__Exercise__:
Say how many lines include "родителей", with no words around the number.

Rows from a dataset
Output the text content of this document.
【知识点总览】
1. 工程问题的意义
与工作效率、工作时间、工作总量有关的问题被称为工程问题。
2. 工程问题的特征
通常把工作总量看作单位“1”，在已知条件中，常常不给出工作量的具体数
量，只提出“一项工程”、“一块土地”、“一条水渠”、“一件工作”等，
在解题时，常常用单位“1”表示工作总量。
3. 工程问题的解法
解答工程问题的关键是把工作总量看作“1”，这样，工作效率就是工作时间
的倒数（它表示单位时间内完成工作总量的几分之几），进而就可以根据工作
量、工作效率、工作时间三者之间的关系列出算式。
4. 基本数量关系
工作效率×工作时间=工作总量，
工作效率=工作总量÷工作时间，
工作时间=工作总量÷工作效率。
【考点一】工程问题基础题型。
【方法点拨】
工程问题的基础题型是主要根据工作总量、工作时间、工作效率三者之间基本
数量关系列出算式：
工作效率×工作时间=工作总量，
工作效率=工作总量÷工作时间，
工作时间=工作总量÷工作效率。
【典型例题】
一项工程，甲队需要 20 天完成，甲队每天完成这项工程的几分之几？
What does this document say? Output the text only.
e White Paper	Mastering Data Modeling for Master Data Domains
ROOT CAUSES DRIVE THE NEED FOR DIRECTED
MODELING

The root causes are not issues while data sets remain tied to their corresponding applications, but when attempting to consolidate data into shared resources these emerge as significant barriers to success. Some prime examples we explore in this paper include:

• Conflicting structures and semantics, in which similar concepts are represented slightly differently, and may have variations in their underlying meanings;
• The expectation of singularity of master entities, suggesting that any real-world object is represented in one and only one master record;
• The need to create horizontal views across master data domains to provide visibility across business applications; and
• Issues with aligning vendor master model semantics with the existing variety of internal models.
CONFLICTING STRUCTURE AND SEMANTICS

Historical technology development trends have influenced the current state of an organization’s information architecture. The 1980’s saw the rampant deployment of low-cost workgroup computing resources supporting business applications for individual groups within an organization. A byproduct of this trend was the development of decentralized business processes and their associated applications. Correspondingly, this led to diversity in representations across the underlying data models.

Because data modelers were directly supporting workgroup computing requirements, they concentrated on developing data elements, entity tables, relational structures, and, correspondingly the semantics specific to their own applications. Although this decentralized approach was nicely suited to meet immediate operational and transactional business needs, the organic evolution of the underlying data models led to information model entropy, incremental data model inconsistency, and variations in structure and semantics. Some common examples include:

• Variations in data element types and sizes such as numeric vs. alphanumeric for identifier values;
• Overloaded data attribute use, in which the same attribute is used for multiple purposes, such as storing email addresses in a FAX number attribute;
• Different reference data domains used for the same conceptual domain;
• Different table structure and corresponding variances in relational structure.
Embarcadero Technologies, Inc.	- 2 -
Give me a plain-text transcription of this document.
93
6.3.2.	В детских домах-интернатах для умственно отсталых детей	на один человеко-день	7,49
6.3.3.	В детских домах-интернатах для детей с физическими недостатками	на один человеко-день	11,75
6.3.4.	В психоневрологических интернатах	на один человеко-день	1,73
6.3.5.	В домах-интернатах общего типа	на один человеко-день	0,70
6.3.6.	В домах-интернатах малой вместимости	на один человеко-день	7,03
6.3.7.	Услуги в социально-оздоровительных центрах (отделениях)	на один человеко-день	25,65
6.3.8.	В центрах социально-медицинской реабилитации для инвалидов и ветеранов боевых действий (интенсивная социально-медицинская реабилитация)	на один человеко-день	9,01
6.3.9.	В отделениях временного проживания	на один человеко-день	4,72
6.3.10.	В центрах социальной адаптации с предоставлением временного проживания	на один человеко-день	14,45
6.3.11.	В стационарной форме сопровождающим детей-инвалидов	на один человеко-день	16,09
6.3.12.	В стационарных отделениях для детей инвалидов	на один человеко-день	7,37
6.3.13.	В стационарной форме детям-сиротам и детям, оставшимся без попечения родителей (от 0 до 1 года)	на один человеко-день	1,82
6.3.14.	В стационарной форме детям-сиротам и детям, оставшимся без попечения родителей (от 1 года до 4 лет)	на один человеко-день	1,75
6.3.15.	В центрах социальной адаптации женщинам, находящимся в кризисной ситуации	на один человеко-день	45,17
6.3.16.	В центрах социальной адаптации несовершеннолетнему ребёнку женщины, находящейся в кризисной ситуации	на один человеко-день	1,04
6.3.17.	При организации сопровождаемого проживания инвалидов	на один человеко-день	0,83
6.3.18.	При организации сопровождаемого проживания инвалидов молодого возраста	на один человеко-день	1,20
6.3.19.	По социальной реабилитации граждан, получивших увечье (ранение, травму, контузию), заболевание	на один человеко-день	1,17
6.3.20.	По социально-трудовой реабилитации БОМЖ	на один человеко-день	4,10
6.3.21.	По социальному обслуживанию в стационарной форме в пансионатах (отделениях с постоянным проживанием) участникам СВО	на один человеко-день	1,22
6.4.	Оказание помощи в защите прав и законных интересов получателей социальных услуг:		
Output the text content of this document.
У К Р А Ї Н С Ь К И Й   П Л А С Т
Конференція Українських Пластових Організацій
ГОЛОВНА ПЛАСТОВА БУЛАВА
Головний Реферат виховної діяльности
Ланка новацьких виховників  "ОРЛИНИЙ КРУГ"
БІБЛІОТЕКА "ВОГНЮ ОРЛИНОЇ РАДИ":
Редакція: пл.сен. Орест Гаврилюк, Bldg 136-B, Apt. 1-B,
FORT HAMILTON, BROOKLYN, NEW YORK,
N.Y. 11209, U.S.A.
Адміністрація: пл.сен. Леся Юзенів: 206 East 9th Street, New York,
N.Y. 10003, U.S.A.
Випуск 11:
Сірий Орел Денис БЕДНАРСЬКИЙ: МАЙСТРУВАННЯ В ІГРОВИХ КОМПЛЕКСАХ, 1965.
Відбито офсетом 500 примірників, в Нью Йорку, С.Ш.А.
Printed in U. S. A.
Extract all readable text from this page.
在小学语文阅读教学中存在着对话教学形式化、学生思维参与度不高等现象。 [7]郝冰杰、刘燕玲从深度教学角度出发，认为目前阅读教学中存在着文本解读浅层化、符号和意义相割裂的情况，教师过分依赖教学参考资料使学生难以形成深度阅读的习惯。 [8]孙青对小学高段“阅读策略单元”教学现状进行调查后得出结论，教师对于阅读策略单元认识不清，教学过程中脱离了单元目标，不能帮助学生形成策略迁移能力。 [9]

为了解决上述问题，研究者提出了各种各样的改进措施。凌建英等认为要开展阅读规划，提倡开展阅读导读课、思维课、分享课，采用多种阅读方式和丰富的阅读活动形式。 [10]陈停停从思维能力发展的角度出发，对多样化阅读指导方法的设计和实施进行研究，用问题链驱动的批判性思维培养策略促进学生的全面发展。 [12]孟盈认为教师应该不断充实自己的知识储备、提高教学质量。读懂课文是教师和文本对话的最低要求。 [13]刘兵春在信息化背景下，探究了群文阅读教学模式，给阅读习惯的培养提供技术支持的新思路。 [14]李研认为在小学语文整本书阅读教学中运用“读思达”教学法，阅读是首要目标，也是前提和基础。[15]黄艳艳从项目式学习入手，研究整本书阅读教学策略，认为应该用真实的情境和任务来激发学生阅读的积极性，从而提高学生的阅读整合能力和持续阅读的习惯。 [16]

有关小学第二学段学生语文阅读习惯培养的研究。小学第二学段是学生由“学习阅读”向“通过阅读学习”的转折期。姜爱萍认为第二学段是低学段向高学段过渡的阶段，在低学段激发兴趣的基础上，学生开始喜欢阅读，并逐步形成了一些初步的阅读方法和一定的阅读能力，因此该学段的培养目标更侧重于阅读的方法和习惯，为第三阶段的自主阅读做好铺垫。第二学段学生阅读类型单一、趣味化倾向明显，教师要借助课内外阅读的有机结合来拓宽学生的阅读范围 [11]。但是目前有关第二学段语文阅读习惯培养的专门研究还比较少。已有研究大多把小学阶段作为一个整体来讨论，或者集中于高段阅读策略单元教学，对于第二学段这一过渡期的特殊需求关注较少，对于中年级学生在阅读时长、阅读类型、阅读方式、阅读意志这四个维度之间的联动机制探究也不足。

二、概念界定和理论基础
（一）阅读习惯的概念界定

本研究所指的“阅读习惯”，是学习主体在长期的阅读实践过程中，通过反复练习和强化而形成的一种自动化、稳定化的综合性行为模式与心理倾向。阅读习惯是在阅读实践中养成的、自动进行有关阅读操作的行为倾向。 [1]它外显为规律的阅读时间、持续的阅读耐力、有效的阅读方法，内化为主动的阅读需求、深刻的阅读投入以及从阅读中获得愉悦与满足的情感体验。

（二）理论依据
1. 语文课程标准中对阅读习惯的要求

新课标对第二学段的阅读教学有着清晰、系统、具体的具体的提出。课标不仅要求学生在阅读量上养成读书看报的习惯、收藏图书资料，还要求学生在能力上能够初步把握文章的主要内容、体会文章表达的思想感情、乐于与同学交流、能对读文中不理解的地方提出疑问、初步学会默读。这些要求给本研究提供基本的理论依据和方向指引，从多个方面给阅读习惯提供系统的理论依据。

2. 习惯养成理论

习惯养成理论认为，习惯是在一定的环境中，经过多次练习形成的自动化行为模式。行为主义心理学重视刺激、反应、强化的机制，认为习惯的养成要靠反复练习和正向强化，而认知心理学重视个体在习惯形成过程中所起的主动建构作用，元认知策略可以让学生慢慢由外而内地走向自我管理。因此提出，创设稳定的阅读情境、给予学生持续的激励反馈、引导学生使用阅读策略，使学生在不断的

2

__Written response__:
2